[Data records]

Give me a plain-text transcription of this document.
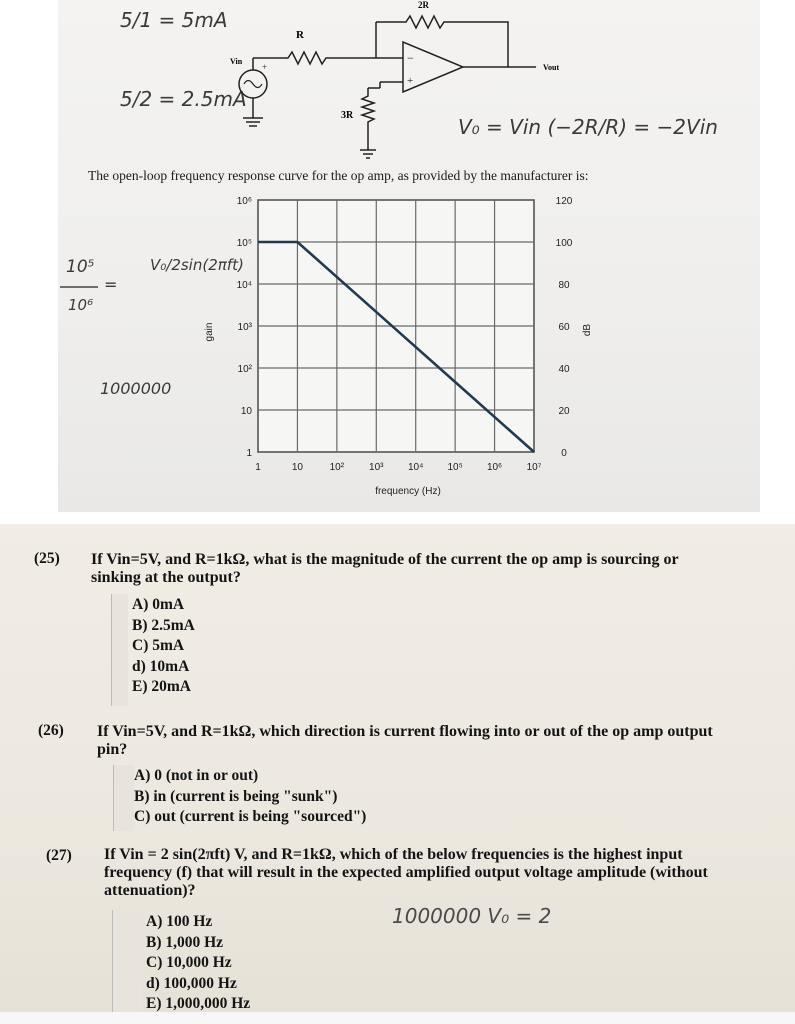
5/1 = 5mA
5/2 = 2.5mA
2R
R
−
+
Vout
3R
Vin
+
V₀ = Vin (−2R/R) = −2Vin
The open-loop frequency response curve for the op amp, as provided by the manufacturer is:
10⁵
10⁶
=
V₀/2sin(2πft)
1000000
1	10	10² 10³ 10⁴ 10⁵ 10⁶ 10⁷
1
10
10²
10³
10⁴
10⁵
10⁶
0
20
40
60
80
100
120
frequency (Hz)
gain	dB
(25) If Vin=5V, and R=1kΩ, what is the magnitude of the current the op amp is sourcing or
sinking at the output?
A) 0mA
B) 2.5mA
C) 5mA
d) 10mA
E) 20mA
(26) If Vin=5V, and R=1kΩ, which direction is current flowing into or out of the op amp output
pin?
A) 0 (not in or out)
B) in (current is being "sunk")
C) out (current is being "sourced")
(27) If Vin = 2 sin(2πft) V, and R=1kΩ, which of the below frequencies is the highest input
frequency (f) that will result in the expected amplified output voltage amplitude (without
attenuation)?
1000000 V₀ = 2
A) 100 Hz
B) 1,000 Hz
C) 10,000 Hz
d) 100,000 Hz
E) 1,000,000 Hz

Task objective >> All of the entries need to be transcribed word for word; pictures are left out.

Result of this exercise >>
Give me a plain-text transcription of this document.
5/1 = 5mA
5/2 = 2.5mA
2R
R
−
+
Vout
3R
Vin
+
V₀ = Vin (−2R/R) = −2Vin
The open-loop frequency response curve for the op amp, as provided by the manufacturer is:
10⁵
10⁶
=
V₀/2sin(2πft)
1000000
1	10	10² 10³ 10⁴ 10⁵ 10⁶ 10⁷
1
10
10²
10³
10⁴
10⁵
10⁶
0
20
40
60
80
100
120
frequency (Hz)
gain	dB
(25) If Vin=5V, and R=1kΩ, what is the magnitude of the current the op amp is sourcing or
sinking at the output?
A) 0mA
B) 2.5mA
C) 5mA
d) 10mA
E) 20mA
(26) If Vin=5V, and R=1kΩ, which direction is current flowing into or out of the op amp output
pin?
A) 0 (not in or out)
B) in (current is being "sunk")
C) out (current is being "sourced")
(27) If Vin = 2 sin(2πft) V, and R=1kΩ, which of the below frequencies is the highest input
frequency (f) that will result in the expected amplified output voltage amplitude (without
attenuation)?
1000000 V₀ = 2
A) 100 Hz
B) 1,000 Hz
C) 10,000 Hz
d) 100,000 Hz
E) 1,000,000 Hz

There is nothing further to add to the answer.